• _What to do_
Scan the material that follows. Copy every line containing the word "войны".

• _Given data_
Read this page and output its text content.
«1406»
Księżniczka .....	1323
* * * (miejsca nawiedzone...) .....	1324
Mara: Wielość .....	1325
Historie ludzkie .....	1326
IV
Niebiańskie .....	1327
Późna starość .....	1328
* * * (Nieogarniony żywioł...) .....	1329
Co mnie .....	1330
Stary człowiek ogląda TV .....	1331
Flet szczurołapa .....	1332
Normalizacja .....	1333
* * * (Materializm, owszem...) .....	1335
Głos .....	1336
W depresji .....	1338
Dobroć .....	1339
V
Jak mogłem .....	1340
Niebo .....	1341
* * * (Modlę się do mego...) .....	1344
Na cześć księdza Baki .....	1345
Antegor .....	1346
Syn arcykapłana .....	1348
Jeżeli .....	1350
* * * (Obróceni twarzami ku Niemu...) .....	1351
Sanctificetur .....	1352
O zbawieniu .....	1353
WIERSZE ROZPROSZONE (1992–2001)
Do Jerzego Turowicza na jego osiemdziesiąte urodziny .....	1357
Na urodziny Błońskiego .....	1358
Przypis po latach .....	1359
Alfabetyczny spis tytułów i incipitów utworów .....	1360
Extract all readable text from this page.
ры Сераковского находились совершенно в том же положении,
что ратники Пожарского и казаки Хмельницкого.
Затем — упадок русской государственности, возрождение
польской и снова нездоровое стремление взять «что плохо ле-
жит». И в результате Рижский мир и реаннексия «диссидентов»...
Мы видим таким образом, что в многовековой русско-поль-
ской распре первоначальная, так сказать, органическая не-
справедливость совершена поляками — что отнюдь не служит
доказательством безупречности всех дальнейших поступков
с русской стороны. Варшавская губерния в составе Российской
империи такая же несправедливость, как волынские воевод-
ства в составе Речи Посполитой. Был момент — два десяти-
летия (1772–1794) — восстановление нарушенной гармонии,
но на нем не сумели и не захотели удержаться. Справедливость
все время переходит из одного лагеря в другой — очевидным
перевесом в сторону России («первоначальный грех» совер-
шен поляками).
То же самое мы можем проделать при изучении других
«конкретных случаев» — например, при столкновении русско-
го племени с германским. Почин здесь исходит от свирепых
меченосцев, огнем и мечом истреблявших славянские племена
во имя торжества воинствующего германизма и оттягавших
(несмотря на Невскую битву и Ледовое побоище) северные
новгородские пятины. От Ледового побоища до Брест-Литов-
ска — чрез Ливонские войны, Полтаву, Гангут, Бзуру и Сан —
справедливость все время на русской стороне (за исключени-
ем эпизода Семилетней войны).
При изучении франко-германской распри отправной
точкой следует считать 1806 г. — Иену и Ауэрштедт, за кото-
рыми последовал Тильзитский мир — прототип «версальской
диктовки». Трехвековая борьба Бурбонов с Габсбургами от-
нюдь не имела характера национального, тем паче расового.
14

• _Problem solution_
ска — чрез Ливонские войны, Полтаву, Гангут, Бзуру и Сан —
ем эпизода Семилетней войны).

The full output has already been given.